Brief » Which lines of the records contain "网络预约出租汽车运输证"? Collect every one of them.

Records supplied »
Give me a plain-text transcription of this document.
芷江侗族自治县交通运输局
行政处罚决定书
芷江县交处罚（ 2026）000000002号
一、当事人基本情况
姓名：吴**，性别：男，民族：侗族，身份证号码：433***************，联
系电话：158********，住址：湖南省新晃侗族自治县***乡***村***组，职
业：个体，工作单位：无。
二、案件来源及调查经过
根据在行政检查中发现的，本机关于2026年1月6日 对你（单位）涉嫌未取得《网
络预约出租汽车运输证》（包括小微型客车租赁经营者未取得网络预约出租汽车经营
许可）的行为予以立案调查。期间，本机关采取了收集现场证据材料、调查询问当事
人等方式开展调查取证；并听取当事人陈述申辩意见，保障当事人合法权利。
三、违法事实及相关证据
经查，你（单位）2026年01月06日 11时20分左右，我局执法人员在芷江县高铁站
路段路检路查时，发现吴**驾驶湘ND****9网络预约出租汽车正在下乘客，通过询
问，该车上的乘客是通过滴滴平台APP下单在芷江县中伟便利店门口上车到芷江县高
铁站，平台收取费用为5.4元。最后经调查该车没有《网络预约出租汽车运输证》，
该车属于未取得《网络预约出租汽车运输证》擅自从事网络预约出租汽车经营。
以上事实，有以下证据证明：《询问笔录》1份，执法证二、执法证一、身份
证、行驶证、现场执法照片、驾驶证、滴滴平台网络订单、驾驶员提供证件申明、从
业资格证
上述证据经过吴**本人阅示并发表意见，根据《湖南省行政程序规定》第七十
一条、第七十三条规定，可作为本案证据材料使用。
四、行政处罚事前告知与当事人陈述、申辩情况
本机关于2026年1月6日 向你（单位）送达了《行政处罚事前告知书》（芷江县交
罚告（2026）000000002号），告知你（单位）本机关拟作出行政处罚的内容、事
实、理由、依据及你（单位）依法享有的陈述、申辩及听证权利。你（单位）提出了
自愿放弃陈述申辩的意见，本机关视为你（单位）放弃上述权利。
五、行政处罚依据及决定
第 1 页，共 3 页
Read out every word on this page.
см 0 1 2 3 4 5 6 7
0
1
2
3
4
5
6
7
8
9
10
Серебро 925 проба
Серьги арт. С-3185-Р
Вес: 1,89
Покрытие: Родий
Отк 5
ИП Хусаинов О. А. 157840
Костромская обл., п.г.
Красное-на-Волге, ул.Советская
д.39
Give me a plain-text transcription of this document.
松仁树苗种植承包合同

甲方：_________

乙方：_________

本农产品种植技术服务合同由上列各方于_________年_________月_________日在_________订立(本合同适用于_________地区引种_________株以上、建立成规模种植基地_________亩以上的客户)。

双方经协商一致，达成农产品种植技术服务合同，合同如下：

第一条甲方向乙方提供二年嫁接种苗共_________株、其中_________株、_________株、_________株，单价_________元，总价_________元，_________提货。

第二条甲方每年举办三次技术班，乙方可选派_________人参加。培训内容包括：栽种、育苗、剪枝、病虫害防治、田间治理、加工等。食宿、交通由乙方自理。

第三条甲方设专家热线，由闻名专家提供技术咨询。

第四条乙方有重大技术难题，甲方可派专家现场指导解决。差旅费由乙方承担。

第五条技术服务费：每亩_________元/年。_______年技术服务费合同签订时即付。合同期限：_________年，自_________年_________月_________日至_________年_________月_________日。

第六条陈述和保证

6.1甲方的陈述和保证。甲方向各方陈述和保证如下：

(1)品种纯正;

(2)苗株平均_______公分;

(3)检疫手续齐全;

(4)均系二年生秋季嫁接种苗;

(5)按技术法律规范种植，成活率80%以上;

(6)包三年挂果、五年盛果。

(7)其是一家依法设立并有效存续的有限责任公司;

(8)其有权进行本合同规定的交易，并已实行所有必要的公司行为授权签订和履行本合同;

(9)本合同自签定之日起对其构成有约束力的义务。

Reply »
铁站，平台收取费用为5.4元。最后经调查该车没有《网络预约出租汽车运输证》，
该车属于未取得《网络预约出租汽车运输证》擅自从事网络预约出租汽车经营。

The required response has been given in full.